#### THE INPUT
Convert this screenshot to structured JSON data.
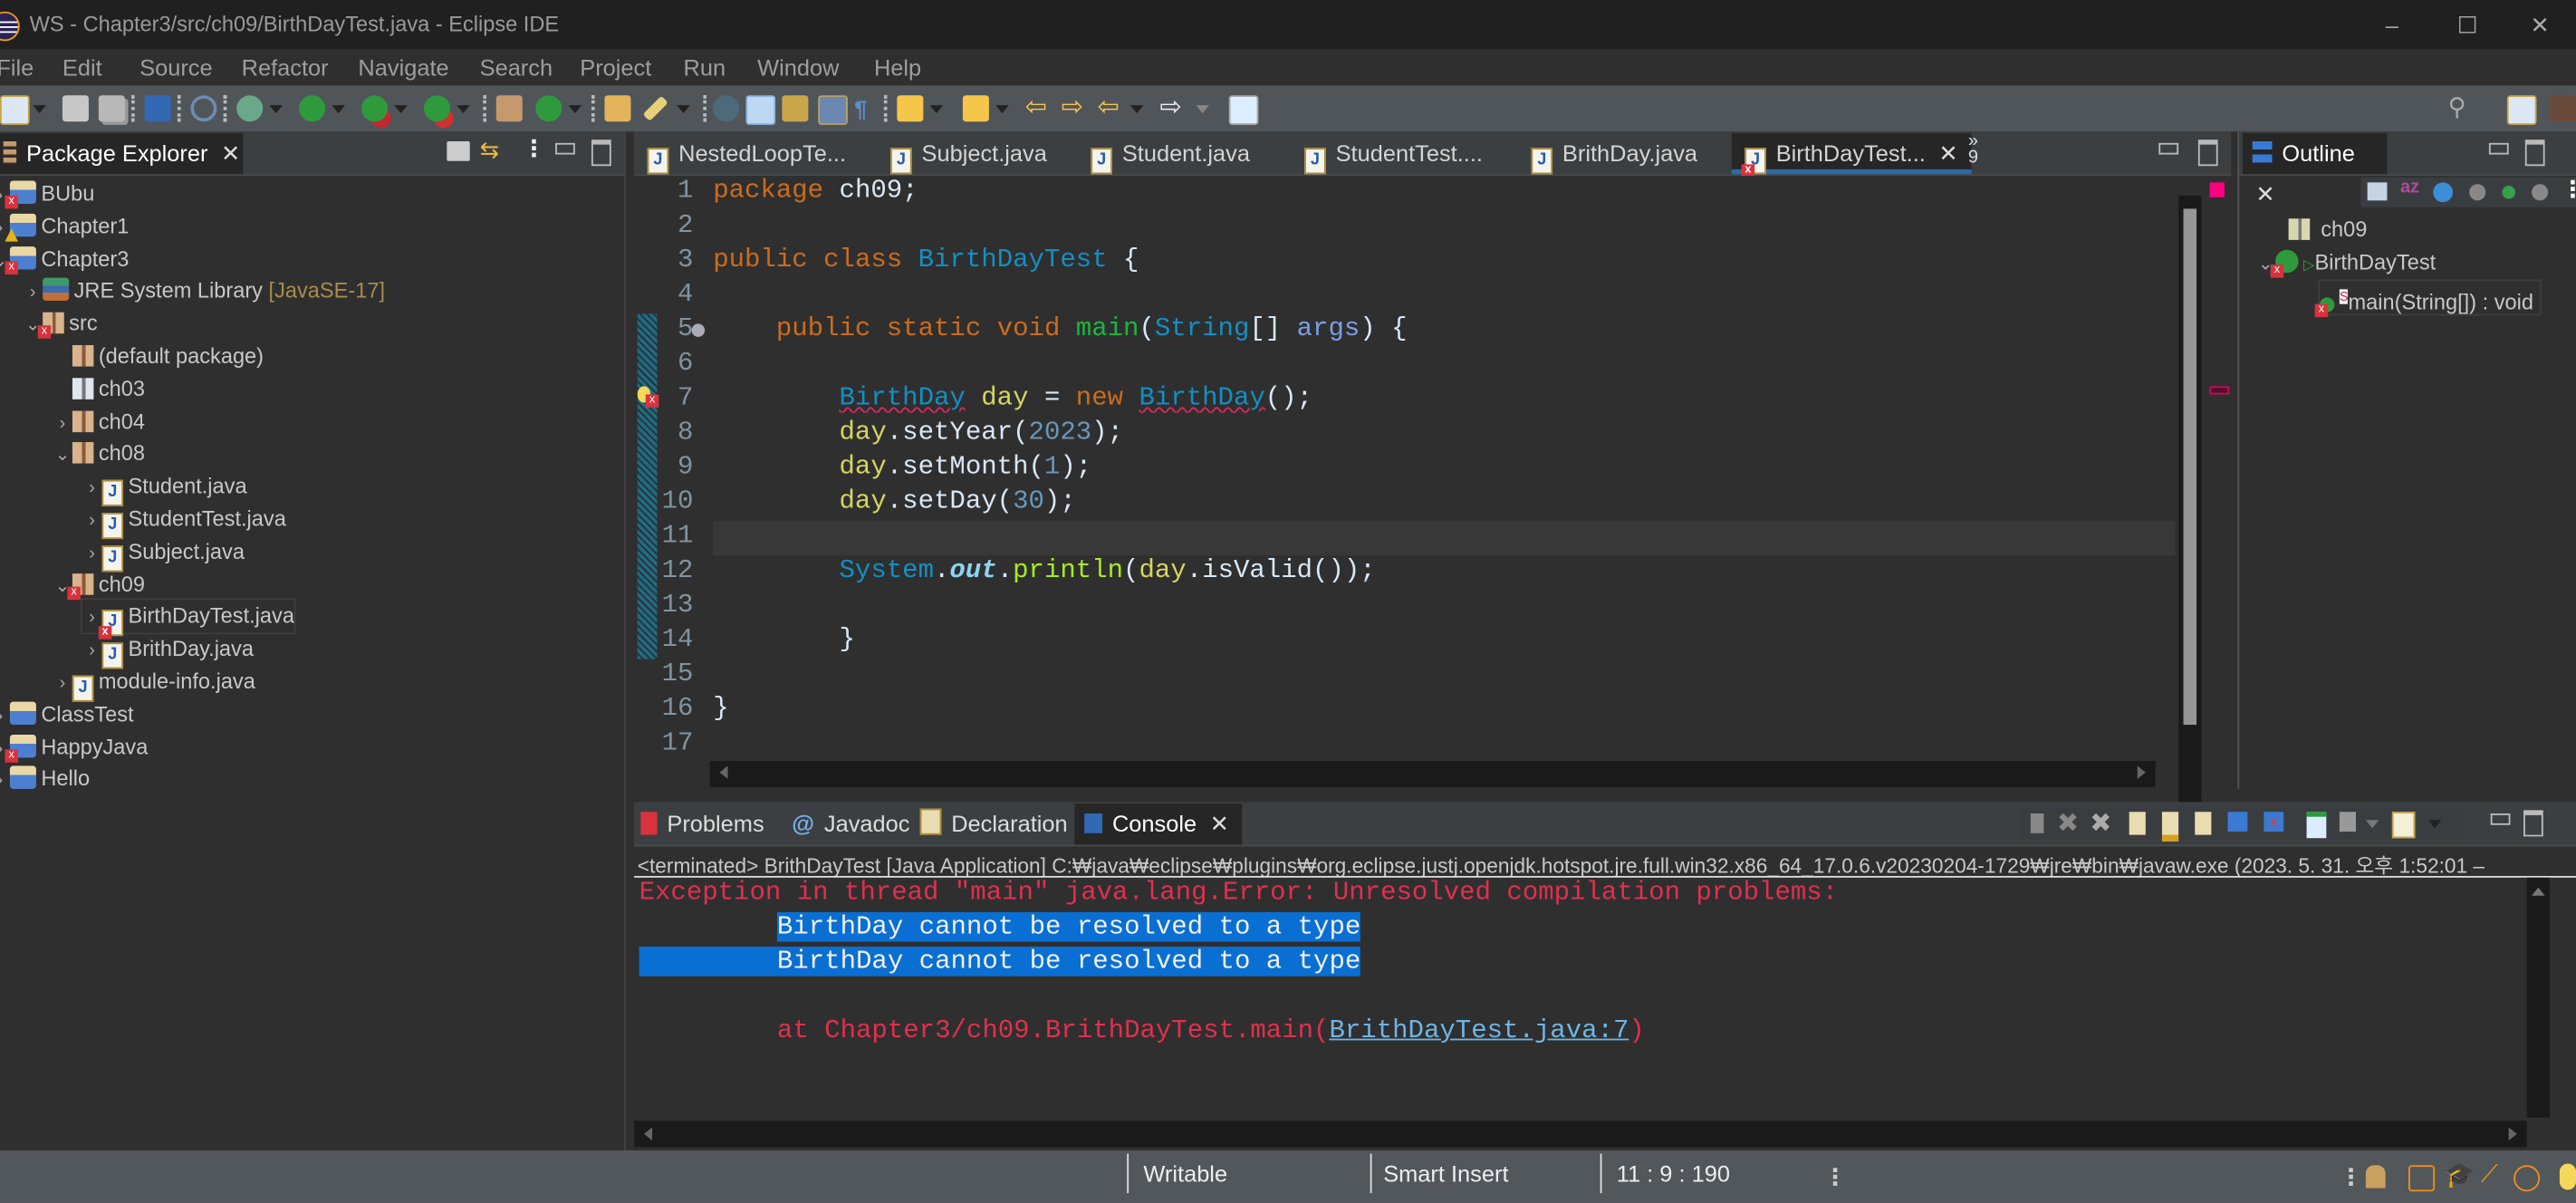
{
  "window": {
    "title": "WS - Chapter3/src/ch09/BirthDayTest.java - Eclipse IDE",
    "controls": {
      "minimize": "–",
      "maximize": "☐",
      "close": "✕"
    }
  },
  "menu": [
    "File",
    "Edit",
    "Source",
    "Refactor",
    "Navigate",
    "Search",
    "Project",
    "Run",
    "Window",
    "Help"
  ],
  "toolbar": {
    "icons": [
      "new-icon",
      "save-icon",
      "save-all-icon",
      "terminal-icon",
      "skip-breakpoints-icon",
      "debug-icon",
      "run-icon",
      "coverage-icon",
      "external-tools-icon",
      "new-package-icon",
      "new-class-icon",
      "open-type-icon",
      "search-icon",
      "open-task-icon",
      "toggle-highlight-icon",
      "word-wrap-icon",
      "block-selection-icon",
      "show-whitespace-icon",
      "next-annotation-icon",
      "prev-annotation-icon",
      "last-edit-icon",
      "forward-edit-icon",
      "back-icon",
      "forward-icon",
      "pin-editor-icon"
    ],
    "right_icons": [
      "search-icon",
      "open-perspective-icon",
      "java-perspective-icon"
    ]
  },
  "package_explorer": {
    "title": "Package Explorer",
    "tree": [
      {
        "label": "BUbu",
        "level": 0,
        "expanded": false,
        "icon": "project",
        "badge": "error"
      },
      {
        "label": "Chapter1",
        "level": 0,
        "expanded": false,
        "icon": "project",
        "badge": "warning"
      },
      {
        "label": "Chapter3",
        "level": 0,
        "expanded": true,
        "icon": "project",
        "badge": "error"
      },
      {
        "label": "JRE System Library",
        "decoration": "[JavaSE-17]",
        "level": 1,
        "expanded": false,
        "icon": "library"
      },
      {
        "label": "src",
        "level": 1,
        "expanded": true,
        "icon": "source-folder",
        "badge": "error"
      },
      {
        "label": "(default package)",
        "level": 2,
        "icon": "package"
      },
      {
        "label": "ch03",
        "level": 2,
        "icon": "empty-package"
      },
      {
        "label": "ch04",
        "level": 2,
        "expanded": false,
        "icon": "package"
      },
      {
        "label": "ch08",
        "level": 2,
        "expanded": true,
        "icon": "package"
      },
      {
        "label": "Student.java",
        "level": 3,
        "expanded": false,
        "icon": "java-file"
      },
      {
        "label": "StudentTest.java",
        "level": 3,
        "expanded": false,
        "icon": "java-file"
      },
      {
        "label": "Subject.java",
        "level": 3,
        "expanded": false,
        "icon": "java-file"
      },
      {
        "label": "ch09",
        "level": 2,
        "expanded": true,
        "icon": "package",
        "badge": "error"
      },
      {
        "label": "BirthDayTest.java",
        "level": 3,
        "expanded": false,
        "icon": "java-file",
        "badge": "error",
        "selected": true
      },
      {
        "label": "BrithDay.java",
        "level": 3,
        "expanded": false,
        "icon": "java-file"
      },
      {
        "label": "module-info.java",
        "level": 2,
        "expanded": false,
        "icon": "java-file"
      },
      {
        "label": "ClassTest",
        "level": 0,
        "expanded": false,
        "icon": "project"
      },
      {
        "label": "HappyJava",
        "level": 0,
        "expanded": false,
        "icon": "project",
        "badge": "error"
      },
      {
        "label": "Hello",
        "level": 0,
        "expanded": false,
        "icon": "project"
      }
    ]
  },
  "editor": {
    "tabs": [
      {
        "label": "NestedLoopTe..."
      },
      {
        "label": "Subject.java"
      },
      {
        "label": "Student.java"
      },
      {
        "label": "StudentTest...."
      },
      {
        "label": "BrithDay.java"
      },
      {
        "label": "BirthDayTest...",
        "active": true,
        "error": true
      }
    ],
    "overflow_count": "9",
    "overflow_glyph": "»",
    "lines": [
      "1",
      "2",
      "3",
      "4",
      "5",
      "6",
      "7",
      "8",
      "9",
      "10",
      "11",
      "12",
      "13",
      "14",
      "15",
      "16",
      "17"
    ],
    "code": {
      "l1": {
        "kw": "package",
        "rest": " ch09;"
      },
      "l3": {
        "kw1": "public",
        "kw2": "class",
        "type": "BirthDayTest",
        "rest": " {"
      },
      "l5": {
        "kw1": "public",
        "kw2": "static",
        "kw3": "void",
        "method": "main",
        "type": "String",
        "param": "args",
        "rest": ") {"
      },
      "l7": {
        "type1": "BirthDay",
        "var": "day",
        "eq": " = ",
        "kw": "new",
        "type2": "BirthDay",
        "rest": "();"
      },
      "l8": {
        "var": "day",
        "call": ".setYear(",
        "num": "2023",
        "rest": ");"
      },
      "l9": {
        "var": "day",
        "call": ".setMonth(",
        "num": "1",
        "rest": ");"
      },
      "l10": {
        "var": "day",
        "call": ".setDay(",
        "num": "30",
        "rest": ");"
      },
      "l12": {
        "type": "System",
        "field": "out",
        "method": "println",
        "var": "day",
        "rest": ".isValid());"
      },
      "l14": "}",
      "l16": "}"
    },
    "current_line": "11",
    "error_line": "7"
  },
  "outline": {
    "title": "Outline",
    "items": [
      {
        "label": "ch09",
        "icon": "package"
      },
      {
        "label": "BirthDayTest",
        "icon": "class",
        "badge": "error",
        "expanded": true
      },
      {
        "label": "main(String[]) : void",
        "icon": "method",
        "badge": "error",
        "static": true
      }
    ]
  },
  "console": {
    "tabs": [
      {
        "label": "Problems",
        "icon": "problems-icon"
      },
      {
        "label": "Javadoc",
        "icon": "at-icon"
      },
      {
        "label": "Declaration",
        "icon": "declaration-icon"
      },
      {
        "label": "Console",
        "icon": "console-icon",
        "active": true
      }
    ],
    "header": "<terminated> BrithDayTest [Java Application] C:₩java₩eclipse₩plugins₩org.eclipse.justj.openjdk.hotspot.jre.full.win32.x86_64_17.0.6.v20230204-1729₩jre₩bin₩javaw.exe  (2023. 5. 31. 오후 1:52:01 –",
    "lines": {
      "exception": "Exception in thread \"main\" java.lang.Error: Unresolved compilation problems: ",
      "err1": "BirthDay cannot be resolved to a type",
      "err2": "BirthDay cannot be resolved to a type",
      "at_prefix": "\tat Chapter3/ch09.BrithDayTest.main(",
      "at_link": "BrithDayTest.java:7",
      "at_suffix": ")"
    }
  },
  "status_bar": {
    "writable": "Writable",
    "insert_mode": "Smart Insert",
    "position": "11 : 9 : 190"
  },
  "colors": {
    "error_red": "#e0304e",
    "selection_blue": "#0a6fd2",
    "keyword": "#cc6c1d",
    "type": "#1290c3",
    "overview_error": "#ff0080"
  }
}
########
#### THE INPUT
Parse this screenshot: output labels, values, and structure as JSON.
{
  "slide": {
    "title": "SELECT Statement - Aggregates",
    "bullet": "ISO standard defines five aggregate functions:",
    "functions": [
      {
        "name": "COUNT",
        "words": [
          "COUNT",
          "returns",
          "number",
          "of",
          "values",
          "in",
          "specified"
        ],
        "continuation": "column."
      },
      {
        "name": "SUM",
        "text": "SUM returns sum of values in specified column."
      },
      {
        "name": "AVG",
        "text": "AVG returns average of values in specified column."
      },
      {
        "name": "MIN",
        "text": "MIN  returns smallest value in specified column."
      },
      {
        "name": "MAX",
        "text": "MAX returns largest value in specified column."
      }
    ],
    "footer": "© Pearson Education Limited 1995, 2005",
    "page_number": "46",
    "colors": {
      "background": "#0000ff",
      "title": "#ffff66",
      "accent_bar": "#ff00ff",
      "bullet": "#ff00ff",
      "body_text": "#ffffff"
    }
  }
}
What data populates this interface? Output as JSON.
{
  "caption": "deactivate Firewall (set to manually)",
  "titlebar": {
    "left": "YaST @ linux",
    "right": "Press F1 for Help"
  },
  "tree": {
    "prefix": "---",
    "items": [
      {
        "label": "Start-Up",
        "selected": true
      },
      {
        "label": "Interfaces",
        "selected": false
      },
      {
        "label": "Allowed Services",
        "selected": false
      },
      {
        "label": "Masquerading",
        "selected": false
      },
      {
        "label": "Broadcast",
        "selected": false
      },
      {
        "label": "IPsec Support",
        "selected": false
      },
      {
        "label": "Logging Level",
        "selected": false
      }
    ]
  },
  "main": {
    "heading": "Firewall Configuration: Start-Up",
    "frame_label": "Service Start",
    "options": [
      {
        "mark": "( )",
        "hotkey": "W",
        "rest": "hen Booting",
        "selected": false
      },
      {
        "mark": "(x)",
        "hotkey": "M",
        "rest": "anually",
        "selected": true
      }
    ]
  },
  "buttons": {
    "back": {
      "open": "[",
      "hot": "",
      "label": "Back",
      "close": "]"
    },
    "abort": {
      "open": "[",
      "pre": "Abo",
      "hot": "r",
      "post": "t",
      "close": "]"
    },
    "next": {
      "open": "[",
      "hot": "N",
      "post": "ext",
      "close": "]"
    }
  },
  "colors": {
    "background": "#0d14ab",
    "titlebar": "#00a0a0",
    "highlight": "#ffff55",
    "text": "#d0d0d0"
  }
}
########
■ **INSTRUCTIONS FOR THE TASK**
Which lines hold the word "BirthDayTest"? Copy every one of them.

■ **RESULT FOR THIS TASK**
    "title": "WS - Chapter3/src/ch09/BirthDayTest.java - Eclipse IDE",
        "label": "BirthDayTest.java",
        "label": "BirthDayTest...",
        "type": "BirthDayTest",
        "label": "BirthDayTest",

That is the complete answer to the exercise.